# START OF Records provided

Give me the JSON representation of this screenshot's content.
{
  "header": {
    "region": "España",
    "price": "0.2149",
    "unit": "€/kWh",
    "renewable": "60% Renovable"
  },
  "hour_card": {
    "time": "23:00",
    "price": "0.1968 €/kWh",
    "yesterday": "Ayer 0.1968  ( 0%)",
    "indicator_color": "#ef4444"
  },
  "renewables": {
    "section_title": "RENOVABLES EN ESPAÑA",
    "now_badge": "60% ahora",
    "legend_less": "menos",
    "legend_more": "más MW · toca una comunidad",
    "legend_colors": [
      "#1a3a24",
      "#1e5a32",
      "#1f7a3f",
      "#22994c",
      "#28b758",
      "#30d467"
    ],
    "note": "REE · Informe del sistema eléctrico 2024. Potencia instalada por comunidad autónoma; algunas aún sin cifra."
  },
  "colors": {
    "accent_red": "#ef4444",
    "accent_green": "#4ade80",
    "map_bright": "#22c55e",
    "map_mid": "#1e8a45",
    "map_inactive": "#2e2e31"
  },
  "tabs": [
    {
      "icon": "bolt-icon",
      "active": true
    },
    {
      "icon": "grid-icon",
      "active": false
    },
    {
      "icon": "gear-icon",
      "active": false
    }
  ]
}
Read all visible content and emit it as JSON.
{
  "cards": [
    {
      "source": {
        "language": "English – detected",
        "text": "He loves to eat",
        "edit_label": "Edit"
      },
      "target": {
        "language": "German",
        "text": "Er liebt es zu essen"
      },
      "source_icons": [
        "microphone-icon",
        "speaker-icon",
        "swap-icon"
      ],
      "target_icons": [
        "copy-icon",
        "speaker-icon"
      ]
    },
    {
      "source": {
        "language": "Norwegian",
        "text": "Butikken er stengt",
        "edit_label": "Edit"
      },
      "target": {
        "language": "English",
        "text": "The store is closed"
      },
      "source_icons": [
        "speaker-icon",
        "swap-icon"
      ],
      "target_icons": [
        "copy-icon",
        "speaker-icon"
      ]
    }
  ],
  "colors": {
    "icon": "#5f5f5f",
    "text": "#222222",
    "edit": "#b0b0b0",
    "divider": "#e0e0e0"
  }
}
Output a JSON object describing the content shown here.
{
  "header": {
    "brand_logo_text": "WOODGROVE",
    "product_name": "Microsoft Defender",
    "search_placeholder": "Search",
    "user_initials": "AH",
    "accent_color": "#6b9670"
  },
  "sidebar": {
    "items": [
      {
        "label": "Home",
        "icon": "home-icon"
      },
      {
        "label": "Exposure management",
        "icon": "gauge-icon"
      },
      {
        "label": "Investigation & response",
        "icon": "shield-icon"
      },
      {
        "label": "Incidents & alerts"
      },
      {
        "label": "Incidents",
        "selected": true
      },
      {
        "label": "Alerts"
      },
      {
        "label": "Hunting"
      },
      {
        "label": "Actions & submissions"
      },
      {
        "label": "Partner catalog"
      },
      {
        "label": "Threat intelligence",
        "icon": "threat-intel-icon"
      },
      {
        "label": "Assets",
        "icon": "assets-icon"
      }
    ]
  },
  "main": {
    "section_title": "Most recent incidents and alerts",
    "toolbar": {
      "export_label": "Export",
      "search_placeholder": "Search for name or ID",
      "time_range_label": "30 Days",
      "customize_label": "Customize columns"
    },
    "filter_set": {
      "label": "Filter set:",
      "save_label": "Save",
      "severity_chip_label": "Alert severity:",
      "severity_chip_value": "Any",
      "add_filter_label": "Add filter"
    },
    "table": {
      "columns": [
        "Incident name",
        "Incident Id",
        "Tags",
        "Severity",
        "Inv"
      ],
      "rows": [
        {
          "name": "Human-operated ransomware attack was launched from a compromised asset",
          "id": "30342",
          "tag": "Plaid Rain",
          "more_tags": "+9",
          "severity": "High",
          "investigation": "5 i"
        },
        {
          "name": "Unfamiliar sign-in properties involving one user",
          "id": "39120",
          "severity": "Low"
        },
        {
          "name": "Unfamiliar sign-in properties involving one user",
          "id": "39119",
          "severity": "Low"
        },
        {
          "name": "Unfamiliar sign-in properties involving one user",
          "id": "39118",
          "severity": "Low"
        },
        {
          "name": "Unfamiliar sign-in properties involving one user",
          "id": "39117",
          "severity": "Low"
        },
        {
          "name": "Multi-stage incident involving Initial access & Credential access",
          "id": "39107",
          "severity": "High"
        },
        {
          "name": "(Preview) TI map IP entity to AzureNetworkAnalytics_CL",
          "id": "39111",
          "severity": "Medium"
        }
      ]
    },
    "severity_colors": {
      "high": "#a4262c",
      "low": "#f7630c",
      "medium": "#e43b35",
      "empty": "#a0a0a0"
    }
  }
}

# END OF Records provided

### Given task
Identify each line of the material where the word "comunidad" shows up, and copy it.

### Result for this task
    "legend_more": "más MW · toca una comunidad",
    "note": "REE · Informe del sistema eléctrico 2024. Potencia instalada por comunidad autónoma; algunas aún sin cifra."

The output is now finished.